** BEGIN RECORDS FOR THE EXERCISE **

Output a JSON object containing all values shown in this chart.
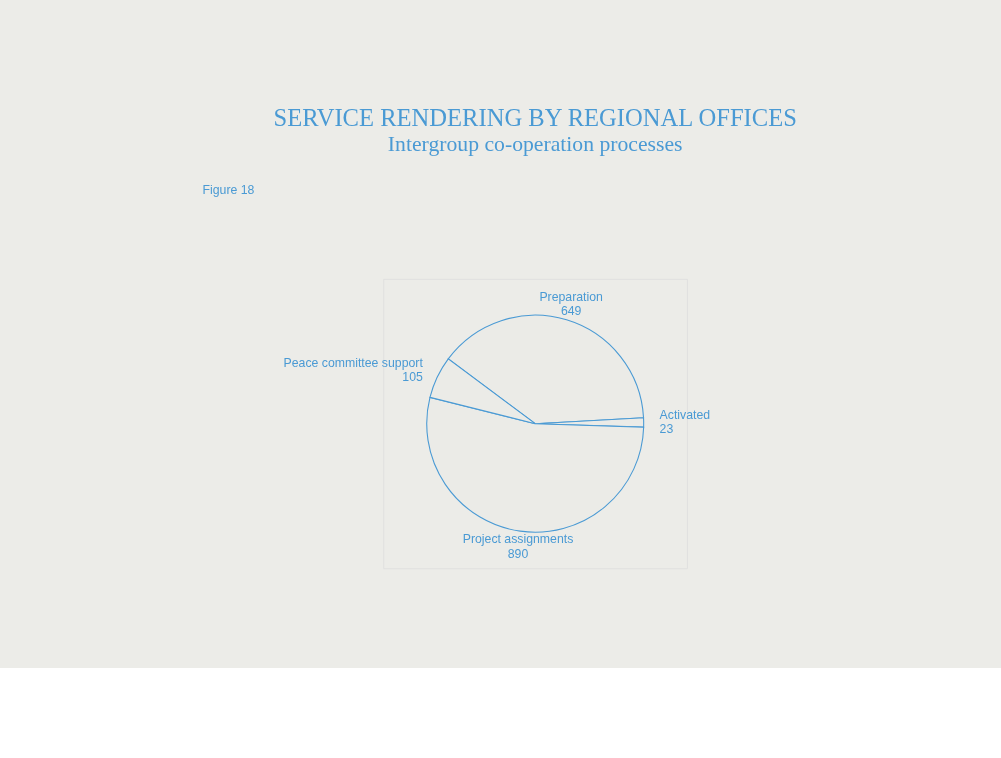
{
  "chart_data": {
    "type": "pie",
    "title": "SERVICE RENDERING BY REGIONAL OFFICES",
    "subtitle": "Intergroup co-operation processes",
    "annotations": [
      "Figure 18"
    ],
    "categories": [
      "Preparation",
      "Activated",
      "Project assignments",
      "Peace committee support"
    ],
    "values": [
      649,
      23,
      890,
      105
    ],
    "colors": [
      "#ebebe7",
      "#ebebe7",
      "#ebebe7",
      "#ebebe7"
    ],
    "data_labels": true,
    "legend": false
  }
}
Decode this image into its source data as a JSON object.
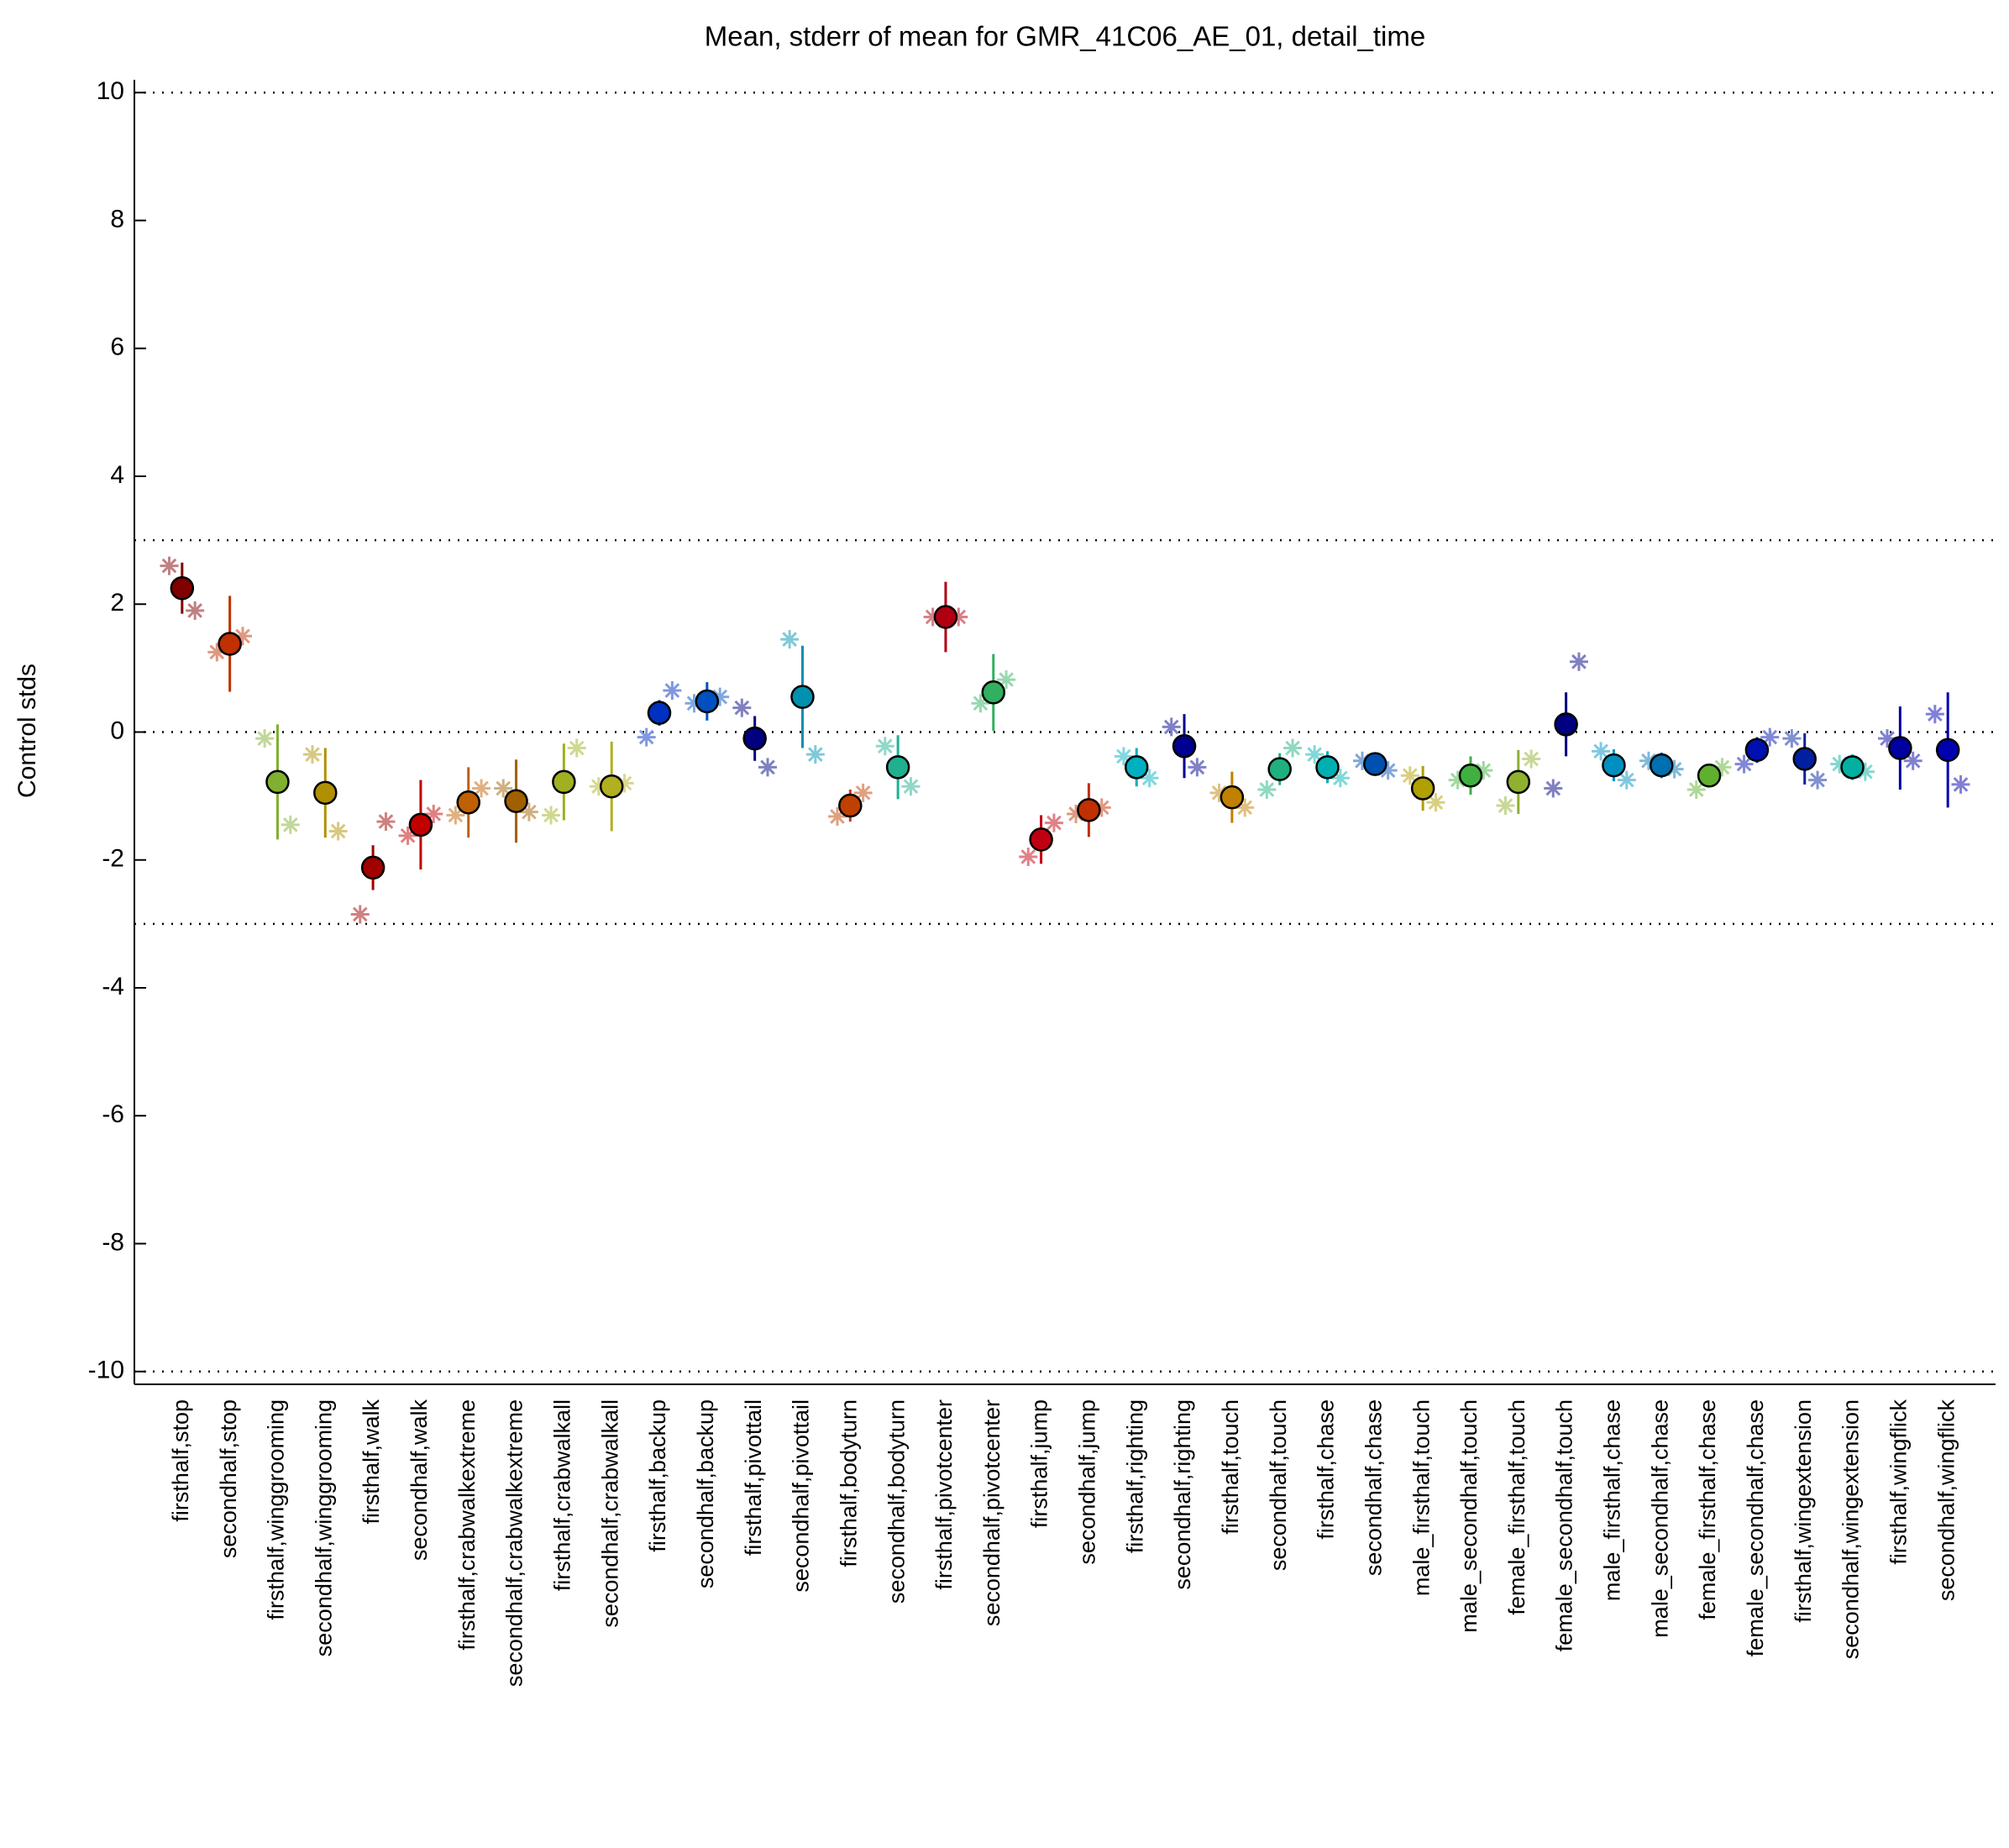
{
  "chart_data": {
    "type": "errorbar",
    "title": "Mean, stderr of mean for GMR_41C06_AE_01, detail_time",
    "ylabel": "Control stds",
    "categories": [
      "firsthalf,stop",
      "secondhalf,stop",
      "firsthalf,winggrooming",
      "secondhalf,winggrooming",
      "firsthalf,walk",
      "secondhalf,walk",
      "firsthalf,crabwalkextreme",
      "secondhalf,crabwalkextreme",
      "firsthalf,crabwalkall",
      "secondhalf,crabwalkall",
      "firsthalf,backup",
      "secondhalf,backup",
      "firsthalf,pivottail",
      "secondhalf,pivottail",
      "firsthalf,bodyturn",
      "secondhalf,bodyturn",
      "firsthalf,pivotcenter",
      "secondhalf,pivotcenter",
      "firsthalf,jump",
      "secondhalf,jump",
      "firsthalf,righting",
      "secondhalf,righting",
      "firsthalf,touch",
      "secondhalf,touch",
      "firsthalf,chase",
      "secondhalf,chase",
      "male_firsthalf,touch",
      "male_secondhalf,touch",
      "female_firsthalf,touch",
      "female_secondhalf,touch",
      "male_firsthalf,chase",
      "male_secondhalf,chase",
      "female_firsthalf,chase",
      "female_secondhalf,chase",
      "firsthalf,wingextension",
      "secondhalf,wingextension",
      "firsthalf,wingflick",
      "secondhalf,wingflick"
    ],
    "values": [
      2.25,
      1.38,
      -0.78,
      -0.95,
      -2.12,
      -1.45,
      -1.1,
      -1.08,
      -0.78,
      -0.85,
      0.3,
      0.48,
      -0.1,
      0.55,
      -1.15,
      -0.55,
      1.8,
      0.62,
      -1.68,
      -1.22,
      -0.55,
      -0.22,
      -1.02,
      -0.58,
      -0.55,
      -0.5,
      -0.88,
      -0.68,
      -0.78,
      0.12,
      -0.52,
      -0.52,
      -0.68,
      -0.28,
      -0.42,
      -0.55,
      -0.25,
      -0.28
    ],
    "errors": [
      0.4,
      0.75,
      0.9,
      0.7,
      0.35,
      0.7,
      0.55,
      0.65,
      0.6,
      0.7,
      0.2,
      0.3,
      0.35,
      0.8,
      0.25,
      0.5,
      0.55,
      0.6,
      0.38,
      0.42,
      0.3,
      0.5,
      0.4,
      0.25,
      0.25,
      0.15,
      0.35,
      0.3,
      0.5,
      0.5,
      0.25,
      0.2,
      0.12,
      0.2,
      0.4,
      0.2,
      0.65,
      0.9
    ],
    "replicates_left": [
      2.6,
      1.25,
      -0.1,
      -0.35,
      -2.85,
      -1.62,
      -1.3,
      -0.88,
      -1.3,
      -0.85,
      -0.08,
      0.45,
      0.38,
      1.45,
      -1.32,
      -0.22,
      1.8,
      0.45,
      -1.95,
      -1.28,
      -0.38,
      0.08,
      -0.95,
      -0.9,
      -0.35,
      -0.45,
      -0.68,
      -0.75,
      -1.15,
      -0.88,
      -0.3,
      -0.45,
      -0.9,
      -0.5,
      -0.1,
      -0.5,
      -0.1,
      0.28
    ],
    "replicates_right": [
      1.9,
      1.5,
      -1.45,
      -1.55,
      -1.4,
      -1.28,
      -0.88,
      -1.25,
      -0.25,
      -0.8,
      0.65,
      0.55,
      -0.55,
      -0.35,
      -0.95,
      -0.85,
      1.8,
      0.82,
      -1.42,
      -1.18,
      -0.72,
      -0.55,
      -1.18,
      -0.25,
      -0.72,
      -0.6,
      -1.1,
      -0.6,
      -0.42,
      1.1,
      -0.75,
      -0.58,
      -0.55,
      -0.08,
      -0.75,
      -0.62,
      -0.45,
      -0.82
    ],
    "colors": [
      "#800000",
      "#c03000",
      "#80b030",
      "#b09000",
      "#a00000",
      "#c00000",
      "#c06000",
      "#a06000",
      "#a0b020",
      "#b0b020",
      "#0030c0",
      "#0050c0",
      "#000080",
      "#0090b0",
      "#c04000",
      "#20b090",
      "#b00010",
      "#30b060",
      "#c00010",
      "#c03000",
      "#00b0c0",
      "#000090",
      "#c08000",
      "#20b080",
      "#00b0b0",
      "#0050b0",
      "#b0a000",
      "#40b040",
      "#90b030",
      "#000080",
      "#0090c0",
      "#0070b0",
      "#60b030",
      "#0010b0",
      "#0020a0",
      "#00b0a0",
      "#0000a0",
      "#0000b0"
    ],
    "ylim": [
      -10.2,
      10.2
    ],
    "yticks": [
      -10,
      -8,
      -6,
      -4,
      -2,
      0,
      2,
      4,
      6,
      8,
      10
    ],
    "hlines": [
      -10,
      -3,
      0,
      3,
      10
    ]
  }
}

** END RECORDS FOR THE EXERCISE **

• _REQUIRED WORK_:
Print the complete listing exactly as it stands, without its pictures.

• _CORRECT OUTPUT_:
Output a JSON object containing all values shown in this chart.
{
  "chart_data": {
    "type": "pie",
    "title": "SERVICE RENDERING BY REGIONAL OFFICES",
    "subtitle": "Intergroup co-operation processes",
    "annotations": [
      "Figure 18"
    ],
    "categories": [
      "Preparation",
      "Activated",
      "Project assignments",
      "Peace committee support"
    ],
    "values": [
      649,
      23,
      890,
      105
    ],
    "colors": [
      "#ebebe7",
      "#ebebe7",
      "#ebebe7",
      "#ebebe7"
    ],
    "data_labels": true,
    "legend": false
  }
}
Decode this image into its source data as a JSON object.
{
  "chart_data": {
    "type": "errorbar",
    "title": "Mean, stderr of mean for GMR_41C06_AE_01, detail_time",
    "ylabel": "Control stds",
    "categories": [
      "firsthalf,stop",
      "secondhalf,stop",
      "firsthalf,winggrooming",
      "secondhalf,winggrooming",
      "firsthalf,walk",
      "secondhalf,walk",
      "firsthalf,crabwalkextreme",
      "secondhalf,crabwalkextreme",
      "firsthalf,crabwalkall",
      "secondhalf,crabwalkall",
      "firsthalf,backup",
      "secondhalf,backup",
      "firsthalf,pivottail",
      "secondhalf,pivottail",
      "firsthalf,bodyturn",
      "secondhalf,bodyturn",
      "firsthalf,pivotcenter",
      "secondhalf,pivotcenter",
      "firsthalf,jump",
      "secondhalf,jump",
      "firsthalf,righting",
      "secondhalf,righting",
      "firsthalf,touch",
      "secondhalf,touch",
      "firsthalf,chase",
      "secondhalf,chase",
      "male_firsthalf,touch",
      "male_secondhalf,touch",
      "female_firsthalf,touch",
      "female_secondhalf,touch",
      "male_firsthalf,chase",
      "male_secondhalf,chase",
      "female_firsthalf,chase",
      "female_secondhalf,chase",
      "firsthalf,wingextension",
      "secondhalf,wingextension",
      "firsthalf,wingflick",
      "secondhalf,wingflick"
    ],
    "values": [
      2.25,
      1.38,
      -0.78,
      -0.95,
      -2.12,
      -1.45,
      -1.1,
      -1.08,
      -0.78,
      -0.85,
      0.3,
      0.48,
      -0.1,
      0.55,
      -1.15,
      -0.55,
      1.8,
      0.62,
      -1.68,
      -1.22,
      -0.55,
      -0.22,
      -1.02,
      -0.58,
      -0.55,
      -0.5,
      -0.88,
      -0.68,
      -0.78,
      0.12,
      -0.52,
      -0.52,
      -0.68,
      -0.28,
      -0.42,
      -0.55,
      -0.25,
      -0.28
    ],
    "errors": [
      0.4,
      0.75,
      0.9,
      0.7,
      0.35,
      0.7,
      0.55,
      0.65,
      0.6,
      0.7,
      0.2,
      0.3,
      0.35,
      0.8,
      0.25,
      0.5,
      0.55,
      0.6,
      0.38,
      0.42,
      0.3,
      0.5,
      0.4,
      0.25,
      0.25,
      0.15,
      0.35,
      0.3,
      0.5,
      0.5,
      0.25,
      0.2,
      0.12,
      0.2,
      0.4,
      0.2,
      0.65,
      0.9
    ],
    "replicates_left": [
      2.6,
      1.25,
      -0.1,
      -0.35,
      -2.85,
      -1.62,
      -1.3,
      -0.88,
      -1.3,
      -0.85,
      -0.08,
      0.45,
      0.38,
      1.45,
      -1.32,
      -0.22,
      1.8,
      0.45,
      -1.95,
      -1.28,
      -0.38,
      0.08,
      -0.95,
      -0.9,
      -0.35,
      -0.45,
      -0.68,
      -0.75,
      -1.15,
      -0.88,
      -0.3,
      -0.45,
      -0.9,
      -0.5,
      -0.1,
      -0.5,
      -0.1,
      0.28
    ],
    "replicates_right": [
      1.9,
      1.5,
      -1.45,
      -1.55,
      -1.4,
      -1.28,
      -0.88,
      -1.25,
      -0.25,
      -0.8,
      0.65,
      0.55,
      -0.55,
      -0.35,
      -0.95,
      -0.85,
      1.8,
      0.82,
      -1.42,
      -1.18,
      -0.72,
      -0.55,
      -1.18,
      -0.25,
      -0.72,
      -0.6,
      -1.1,
      -0.6,
      -0.42,
      1.1,
      -0.75,
      -0.58,
      -0.55,
      -0.08,
      -0.75,
      -0.62,
      -0.45,
      -0.82
    ],
    "colors": [
      "#800000",
      "#c03000",
      "#80b030",
      "#b09000",
      "#a00000",
      "#c00000",
      "#c06000",
      "#a06000",
      "#a0b020",
      "#b0b020",
      "#0030c0",
      "#0050c0",
      "#000080",
      "#0090b0",
      "#c04000",
      "#20b090",
      "#b00010",
      "#30b060",
      "#c00010",
      "#c03000",
      "#00b0c0",
      "#000090",
      "#c08000",
      "#20b080",
      "#00b0b0",
      "#0050b0",
      "#b0a000",
      "#40b040",
      "#90b030",
      "#000080",
      "#0090c0",
      "#0070b0",
      "#60b030",
      "#0010b0",
      "#0020a0",
      "#00b0a0",
      "#0000a0",
      "#0000b0"
    ],
    "ylim": [
      -10.2,
      10.2
    ],
    "yticks": [
      -10,
      -8,
      -6,
      -4,
      -2,
      0,
      2,
      4,
      6,
      8,
      10
    ],
    "hlines": [
      -10,
      -3,
      0,
      3,
      10
    ]
  }
}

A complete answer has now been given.